__Excerpt to read__.
Here's a real annoyance in Visual Studio's Generate Local Resources feature: When you generate local resources within the IDE ASP.NET will automatically add Culture="Auto" and UICulture="Auto" to the page header.
While this may seem Ok at first this is really, really lame if you are managing culture switching on your own either via Global.asax or even via web.config global settings. Even if the culture setting is set in web.config the auto culture code is still embedded into the page.
I was working on some localization code earlier which allows users to manually switch the locale. It was working fine, but after running Generate Local Resources one more time to add a couple of new controls all of a sudden the page was now auto-switching languages (ie. always bumping back into en-US). For a good 20 minutes I figured something was wrong with my page code when I finally realized that VIsual Studio had injected the Culture="Auto" tag.
<%@ Page Language="C#" AutoEventWireup="true"
CodeFile="Cultures.aspx.cs"
Inherits="Cultures"
meta:resourcekey="Page1"
Culture="auto"
UICulture="auto" %>
If I remove these added tags they come right back the next time Generate Local Resources is used. Since you can re-use this Generate Local Resources (for added controls for example) this step becomes a real pain in the ass and one that's easy to forget about.
Generate Local Resources will only inject the tags if they're not there already though, but unfortunately there's no direct way to tell these directives to do nothing either. There's no Culture="none" or Culture="default".

__Task item 1__.
Repeat, word for word, the part of the Generate Local Resources post between "While this may" and "into the page.", inclusive.
__Task item 2__.
Pick up the Generate Local Resources post after its final sentence and keep writing it.

__Excerpted records__.
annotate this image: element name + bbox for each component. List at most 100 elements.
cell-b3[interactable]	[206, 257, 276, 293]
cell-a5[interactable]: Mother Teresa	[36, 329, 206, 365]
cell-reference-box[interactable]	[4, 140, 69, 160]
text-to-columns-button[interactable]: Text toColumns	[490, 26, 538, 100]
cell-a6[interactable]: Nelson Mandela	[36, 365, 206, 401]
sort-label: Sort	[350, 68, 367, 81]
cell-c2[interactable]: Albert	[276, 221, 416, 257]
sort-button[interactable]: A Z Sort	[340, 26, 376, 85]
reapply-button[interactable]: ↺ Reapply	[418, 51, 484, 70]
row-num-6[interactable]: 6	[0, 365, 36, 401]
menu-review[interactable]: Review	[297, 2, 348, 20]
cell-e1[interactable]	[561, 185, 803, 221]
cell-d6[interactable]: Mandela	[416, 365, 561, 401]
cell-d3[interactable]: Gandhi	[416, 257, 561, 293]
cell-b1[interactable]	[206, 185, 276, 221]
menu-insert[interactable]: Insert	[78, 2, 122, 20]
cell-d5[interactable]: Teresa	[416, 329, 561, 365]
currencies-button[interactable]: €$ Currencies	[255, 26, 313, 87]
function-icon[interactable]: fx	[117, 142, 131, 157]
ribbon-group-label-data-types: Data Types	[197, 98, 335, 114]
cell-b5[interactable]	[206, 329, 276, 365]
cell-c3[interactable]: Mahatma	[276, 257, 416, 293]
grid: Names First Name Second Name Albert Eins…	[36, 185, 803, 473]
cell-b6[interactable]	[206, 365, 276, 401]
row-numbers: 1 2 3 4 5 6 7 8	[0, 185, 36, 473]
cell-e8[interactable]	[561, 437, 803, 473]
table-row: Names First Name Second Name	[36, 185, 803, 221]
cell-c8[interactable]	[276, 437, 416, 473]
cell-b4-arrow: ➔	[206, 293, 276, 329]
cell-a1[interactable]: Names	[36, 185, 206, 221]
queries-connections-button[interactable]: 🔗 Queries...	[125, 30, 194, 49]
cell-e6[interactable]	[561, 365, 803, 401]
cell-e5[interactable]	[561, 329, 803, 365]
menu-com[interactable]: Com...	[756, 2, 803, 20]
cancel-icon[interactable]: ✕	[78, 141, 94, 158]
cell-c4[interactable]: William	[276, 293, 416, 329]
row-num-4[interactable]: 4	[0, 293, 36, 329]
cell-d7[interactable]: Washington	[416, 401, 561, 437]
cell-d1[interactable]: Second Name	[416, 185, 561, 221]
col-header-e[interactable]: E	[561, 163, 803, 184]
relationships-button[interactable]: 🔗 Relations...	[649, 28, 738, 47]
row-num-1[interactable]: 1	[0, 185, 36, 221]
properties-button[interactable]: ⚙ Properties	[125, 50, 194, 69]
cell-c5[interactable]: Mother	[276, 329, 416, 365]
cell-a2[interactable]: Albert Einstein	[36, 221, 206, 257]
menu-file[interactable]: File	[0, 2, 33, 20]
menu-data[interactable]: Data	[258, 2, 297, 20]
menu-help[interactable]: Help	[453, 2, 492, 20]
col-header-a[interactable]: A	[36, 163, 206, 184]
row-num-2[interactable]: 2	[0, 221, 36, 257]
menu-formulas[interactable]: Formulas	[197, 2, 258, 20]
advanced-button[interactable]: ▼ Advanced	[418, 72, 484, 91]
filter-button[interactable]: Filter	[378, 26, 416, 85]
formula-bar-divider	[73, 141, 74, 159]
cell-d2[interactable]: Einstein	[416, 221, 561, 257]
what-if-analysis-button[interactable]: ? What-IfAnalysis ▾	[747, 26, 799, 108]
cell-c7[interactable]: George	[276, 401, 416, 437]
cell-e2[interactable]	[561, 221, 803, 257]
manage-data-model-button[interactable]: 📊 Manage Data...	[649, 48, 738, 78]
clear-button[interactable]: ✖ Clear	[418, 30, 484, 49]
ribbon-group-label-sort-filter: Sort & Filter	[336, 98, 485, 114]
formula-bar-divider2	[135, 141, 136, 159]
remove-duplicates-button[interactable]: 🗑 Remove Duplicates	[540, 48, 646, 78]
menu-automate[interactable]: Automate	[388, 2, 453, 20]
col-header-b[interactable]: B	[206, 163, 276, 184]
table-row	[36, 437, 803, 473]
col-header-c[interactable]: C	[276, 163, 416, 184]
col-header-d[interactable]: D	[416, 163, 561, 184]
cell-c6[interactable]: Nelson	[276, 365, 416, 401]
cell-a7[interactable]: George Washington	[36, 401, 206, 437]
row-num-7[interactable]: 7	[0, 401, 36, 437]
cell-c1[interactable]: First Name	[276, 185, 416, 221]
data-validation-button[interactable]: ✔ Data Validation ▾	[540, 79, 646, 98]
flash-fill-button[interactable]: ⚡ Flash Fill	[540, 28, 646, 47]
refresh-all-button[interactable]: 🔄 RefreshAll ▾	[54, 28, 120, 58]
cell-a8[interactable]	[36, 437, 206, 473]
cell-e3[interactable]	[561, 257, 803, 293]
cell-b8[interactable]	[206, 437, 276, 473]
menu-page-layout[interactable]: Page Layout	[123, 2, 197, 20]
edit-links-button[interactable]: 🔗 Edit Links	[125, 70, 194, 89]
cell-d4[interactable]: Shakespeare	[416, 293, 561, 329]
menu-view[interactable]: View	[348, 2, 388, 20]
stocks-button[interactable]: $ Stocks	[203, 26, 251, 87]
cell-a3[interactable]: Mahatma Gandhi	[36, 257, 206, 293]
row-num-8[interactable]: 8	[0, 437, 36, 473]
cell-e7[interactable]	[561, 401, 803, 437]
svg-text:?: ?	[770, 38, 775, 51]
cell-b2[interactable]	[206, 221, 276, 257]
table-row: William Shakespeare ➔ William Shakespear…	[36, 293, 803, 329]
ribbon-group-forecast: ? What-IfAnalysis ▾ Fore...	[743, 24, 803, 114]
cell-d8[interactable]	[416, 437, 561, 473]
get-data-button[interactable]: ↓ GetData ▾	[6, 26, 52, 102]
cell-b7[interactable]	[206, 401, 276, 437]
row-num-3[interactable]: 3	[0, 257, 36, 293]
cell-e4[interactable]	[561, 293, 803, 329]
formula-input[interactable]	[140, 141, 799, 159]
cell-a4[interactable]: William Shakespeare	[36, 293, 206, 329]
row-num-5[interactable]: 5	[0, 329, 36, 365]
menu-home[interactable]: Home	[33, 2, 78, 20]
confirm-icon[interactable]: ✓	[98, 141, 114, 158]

__Response area 1__.
While this may seem Ok at first this is really, really lame if you are managing culture switching on your own either via Global.asax or even via web.config global settings. Even if the culture setting is set in web.config the auto culture code is still embedded into the page.

__Response area 2__.
In the end what I did to do to get the code to work without constantly having to reset these values is to assign the culture manually to a specific culture:
<%@ Page Language="C#" AutoEventWireup="true"
CodeFile="Cultures.aspx.cs"
Inherits="Cultures"
meta:resourcekey="Page1"
Culture="en-us"
UICulture="en-us" %>
which effectively behaves the same as if no culture switching occurred AT THE PAGE LEVEL. However, this doesn't really work if I have the web.config setting or use Application_BeginRequest to set my culture settings because the page level culture switching overrides anything that happens earlier in the pipeline.
Personally I see no reason why one should ever have to to write culture manipulation code at the page level except perhaps to do a specific culture feature override. Why on Earth would you ever want to do this on every page in your application when you can do it globally in a common place?
So from that perspective putting anything into the Page for localization seems mighty heavy handed to me.